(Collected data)
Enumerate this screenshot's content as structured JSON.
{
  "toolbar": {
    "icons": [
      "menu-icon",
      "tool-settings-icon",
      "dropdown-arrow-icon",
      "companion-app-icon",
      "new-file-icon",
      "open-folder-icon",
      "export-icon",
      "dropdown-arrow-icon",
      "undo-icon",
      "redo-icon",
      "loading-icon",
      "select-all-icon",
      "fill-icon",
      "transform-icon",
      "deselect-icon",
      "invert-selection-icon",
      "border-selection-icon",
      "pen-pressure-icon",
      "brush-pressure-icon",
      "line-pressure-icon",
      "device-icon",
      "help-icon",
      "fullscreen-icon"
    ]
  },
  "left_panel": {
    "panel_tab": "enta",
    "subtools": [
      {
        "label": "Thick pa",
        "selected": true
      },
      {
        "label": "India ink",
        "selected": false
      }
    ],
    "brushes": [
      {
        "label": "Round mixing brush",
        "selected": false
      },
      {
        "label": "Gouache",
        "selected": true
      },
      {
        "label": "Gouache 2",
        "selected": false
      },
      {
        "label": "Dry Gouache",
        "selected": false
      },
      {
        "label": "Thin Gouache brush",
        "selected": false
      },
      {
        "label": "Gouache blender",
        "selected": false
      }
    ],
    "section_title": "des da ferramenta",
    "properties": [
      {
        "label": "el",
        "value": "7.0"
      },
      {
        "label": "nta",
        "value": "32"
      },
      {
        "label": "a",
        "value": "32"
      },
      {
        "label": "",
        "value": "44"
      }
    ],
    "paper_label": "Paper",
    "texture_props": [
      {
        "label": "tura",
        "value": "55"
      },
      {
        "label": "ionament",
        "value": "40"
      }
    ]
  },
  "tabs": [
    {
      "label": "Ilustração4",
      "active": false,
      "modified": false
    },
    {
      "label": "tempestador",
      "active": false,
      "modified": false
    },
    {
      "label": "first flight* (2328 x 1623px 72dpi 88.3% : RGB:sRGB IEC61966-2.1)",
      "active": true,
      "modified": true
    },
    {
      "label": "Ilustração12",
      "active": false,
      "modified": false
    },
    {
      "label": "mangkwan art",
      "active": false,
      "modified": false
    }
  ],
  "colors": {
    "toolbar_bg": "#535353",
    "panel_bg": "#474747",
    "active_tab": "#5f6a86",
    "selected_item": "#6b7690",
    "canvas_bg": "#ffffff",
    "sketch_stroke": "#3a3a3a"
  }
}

**AIM**
Each line of the listing above should be output exactly.

**EXERCISE RESPONSE**
Enumerate this screenshot's content as structured JSON.
{
  "toolbar": {
    "icons": [
      "menu-icon",
      "tool-settings-icon",
      "dropdown-arrow-icon",
      "companion-app-icon",
      "new-file-icon",
      "open-folder-icon",
      "export-icon",
      "dropdown-arrow-icon",
      "undo-icon",
      "redo-icon",
      "loading-icon",
      "select-all-icon",
      "fill-icon",
      "transform-icon",
      "deselect-icon",
      "invert-selection-icon",
      "border-selection-icon",
      "pen-pressure-icon",
      "brush-pressure-icon",
      "line-pressure-icon",
      "device-icon",
      "help-icon",
      "fullscreen-icon"
    ]
  },
  "left_panel": {
    "panel_tab": "enta",
    "subtools": [
      {
        "label": "Thick pa",
        "selected": true
      },
      {
        "label": "India ink",
        "selected": false
      }
    ],
    "brushes": [
      {
        "label": "Round mixing brush",
        "selected": false
      },
      {
        "label": "Gouache",
        "selected": true
      },
      {
        "label": "Gouache 2",
        "selected": false
      },
      {
        "label": "Dry Gouache",
        "selected": false
      },
      {
        "label": "Thin Gouache brush",
        "selected": false
      },
      {
        "label": "Gouache blender",
        "selected": false
      }
    ],
    "section_title": "des da ferramenta",
    "properties": [
      {
        "label": "el",
        "value": "7.0"
      },
      {
        "label": "nta",
        "value": "32"
      },
      {
        "label": "a",
        "value": "32"
      },
      {
        "label": "",
        "value": "44"
      }
    ],
    "paper_label": "Paper",
    "texture_props": [
      {
        "label": "tura",
        "value": "55"
      },
      {
        "label": "ionament",
        "value": "40"
      }
    ]
  },
  "tabs": [
    {
      "label": "Ilustração4",
      "active": false,
      "modified": false
    },
    {
      "label": "tempestador",
      "active": false,
      "modified": false
    },
    {
      "label": "first flight* (2328 x 1623px 72dpi 88.3% : RGB:sRGB IEC61966-2.1)",
      "active": true,
      "modified": true
    },
    {
      "label": "Ilustração12",
      "active": false,
      "modified": false
    },
    {
      "label": "mangkwan art",
      "active": false,
      "modified": false
    }
  ],
  "colors": {
    "toolbar_bg": "#535353",
    "panel_bg": "#474747",
    "active_tab": "#5f6a86",
    "selected_item": "#6b7690",
    "canvas_bg": "#ffffff",
    "sketch_stroke": "#3a3a3a"
  }
}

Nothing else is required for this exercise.